### Short task
Look through the material below and count the lines with the string "Schichten". Report only the count.

### Provided data
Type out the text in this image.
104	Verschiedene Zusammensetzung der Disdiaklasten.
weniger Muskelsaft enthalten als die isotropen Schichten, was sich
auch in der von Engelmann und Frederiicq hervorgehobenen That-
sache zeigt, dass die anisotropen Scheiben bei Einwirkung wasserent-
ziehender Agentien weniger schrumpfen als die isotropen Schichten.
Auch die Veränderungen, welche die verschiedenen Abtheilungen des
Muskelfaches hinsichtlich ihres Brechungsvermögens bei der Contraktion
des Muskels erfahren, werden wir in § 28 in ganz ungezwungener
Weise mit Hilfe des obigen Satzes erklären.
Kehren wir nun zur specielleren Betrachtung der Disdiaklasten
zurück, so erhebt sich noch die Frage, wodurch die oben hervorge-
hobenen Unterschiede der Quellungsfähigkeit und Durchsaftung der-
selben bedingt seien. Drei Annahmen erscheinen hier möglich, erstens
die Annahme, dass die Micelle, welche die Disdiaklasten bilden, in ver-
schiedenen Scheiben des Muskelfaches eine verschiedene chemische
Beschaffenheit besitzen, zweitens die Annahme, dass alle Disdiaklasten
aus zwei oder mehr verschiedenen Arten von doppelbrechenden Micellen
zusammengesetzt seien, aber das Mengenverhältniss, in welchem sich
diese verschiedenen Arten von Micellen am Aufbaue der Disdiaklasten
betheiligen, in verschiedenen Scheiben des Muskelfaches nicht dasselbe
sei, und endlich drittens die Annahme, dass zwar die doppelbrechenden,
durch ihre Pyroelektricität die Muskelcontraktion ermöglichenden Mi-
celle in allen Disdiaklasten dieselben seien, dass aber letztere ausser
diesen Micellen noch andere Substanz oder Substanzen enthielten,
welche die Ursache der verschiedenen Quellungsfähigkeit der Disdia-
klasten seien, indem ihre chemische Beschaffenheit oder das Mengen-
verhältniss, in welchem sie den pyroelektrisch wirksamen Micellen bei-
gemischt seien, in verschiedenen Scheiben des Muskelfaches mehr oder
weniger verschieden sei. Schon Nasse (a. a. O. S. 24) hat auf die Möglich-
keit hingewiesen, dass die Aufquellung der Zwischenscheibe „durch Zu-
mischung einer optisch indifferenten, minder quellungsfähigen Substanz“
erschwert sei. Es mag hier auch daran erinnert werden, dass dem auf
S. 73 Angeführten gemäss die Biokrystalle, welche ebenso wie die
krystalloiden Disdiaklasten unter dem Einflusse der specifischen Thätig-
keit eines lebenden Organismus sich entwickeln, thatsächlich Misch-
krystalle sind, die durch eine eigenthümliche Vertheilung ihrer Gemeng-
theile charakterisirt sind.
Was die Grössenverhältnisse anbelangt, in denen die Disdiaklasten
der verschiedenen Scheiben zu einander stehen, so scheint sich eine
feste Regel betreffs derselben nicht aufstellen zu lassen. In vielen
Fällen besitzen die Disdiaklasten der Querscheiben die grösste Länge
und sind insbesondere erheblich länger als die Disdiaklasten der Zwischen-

### Solved exercise
2